- [What the task requires]: Every entry must be printed again exactly, with nothing left out.

··········

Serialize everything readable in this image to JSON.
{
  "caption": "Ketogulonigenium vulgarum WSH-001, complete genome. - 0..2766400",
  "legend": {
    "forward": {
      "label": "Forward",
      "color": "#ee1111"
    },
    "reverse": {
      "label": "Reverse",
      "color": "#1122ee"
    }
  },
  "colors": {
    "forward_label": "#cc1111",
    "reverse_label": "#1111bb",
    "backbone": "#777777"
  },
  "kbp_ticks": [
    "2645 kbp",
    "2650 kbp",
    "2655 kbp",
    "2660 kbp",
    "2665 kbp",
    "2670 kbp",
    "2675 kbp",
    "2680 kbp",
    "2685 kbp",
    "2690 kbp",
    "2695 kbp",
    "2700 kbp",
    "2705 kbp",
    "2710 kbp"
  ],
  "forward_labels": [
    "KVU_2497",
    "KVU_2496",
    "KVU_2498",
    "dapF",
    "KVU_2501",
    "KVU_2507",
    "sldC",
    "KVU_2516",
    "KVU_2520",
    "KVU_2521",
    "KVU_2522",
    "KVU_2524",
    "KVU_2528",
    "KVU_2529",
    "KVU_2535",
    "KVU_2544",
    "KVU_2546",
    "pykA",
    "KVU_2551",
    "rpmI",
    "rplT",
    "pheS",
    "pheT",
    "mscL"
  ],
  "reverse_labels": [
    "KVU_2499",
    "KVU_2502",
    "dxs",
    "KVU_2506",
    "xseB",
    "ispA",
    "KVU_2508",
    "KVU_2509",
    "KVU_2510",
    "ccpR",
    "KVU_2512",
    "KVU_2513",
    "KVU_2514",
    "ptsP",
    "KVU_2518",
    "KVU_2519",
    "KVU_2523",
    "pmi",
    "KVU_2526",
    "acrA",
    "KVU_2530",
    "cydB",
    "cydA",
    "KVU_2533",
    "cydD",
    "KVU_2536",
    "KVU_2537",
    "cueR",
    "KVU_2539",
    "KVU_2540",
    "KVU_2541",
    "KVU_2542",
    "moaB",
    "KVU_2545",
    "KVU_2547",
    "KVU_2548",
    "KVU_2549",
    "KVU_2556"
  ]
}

··········

- [Solution]:
Serialize everything readable in this image to JSON.
{
  "caption": "Ketogulonigenium vulgarum WSH-001, complete genome. - 0..2766400",
  "legend": {
    "forward": {
      "label": "Forward",
      "color": "#ee1111"
    },
    "reverse": {
      "label": "Reverse",
      "color": "#1122ee"
    }
  },
  "colors": {
    "forward_label": "#cc1111",
    "reverse_label": "#1111bb",
    "backbone": "#777777"
  },
  "kbp_ticks": [
    "2645 kbp",
    "2650 kbp",
    "2655 kbp",
    "2660 kbp",
    "2665 kbp",
    "2670 kbp",
    "2675 kbp",
    "2680 kbp",
    "2685 kbp",
    "2690 kbp",
    "2695 kbp",
    "2700 kbp",
    "2705 kbp",
    "2710 kbp"
  ],
  "forward_labels": [
    "KVU_2497",
    "KVU_2496",
    "KVU_2498",
    "dapF",
    "KVU_2501",
    "KVU_2507",
    "sldC",
    "KVU_2516",
    "KVU_2520",
    "KVU_2521",
    "KVU_2522",
    "KVU_2524",
    "KVU_2528",
    "KVU_2529",
    "KVU_2535",
    "KVU_2544",
    "KVU_2546",
    "pykA",
    "KVU_2551",
    "rpmI",
    "rplT",
    "pheS",
    "pheT",
    "mscL"
  ],
  "reverse_labels": [
    "KVU_2499",
    "KVU_2502",
    "dxs",
    "KVU_2506",
    "xseB",
    "ispA",
    "KVU_2508",
    "KVU_2509",
    "KVU_2510",
    "ccpR",
    "KVU_2512",
    "KVU_2513",
    "KVU_2514",
    "ptsP",
    "KVU_2518",
    "KVU_2519",
    "KVU_2523",
    "pmi",
    "KVU_2526",
    "acrA",
    "KVU_2530",
    "cydB",
    "cydA",
    "KVU_2533",
    "cydD",
    "KVU_2536",
    "KVU_2537",
    "cueR",
    "KVU_2539",
    "KVU_2540",
    "KVU_2541",
    "KVU_2542",
    "moaB",
    "KVU_2545",
    "KVU_2547",
    "KVU_2548",
    "KVU_2549",
    "KVU_2556"
  ]
}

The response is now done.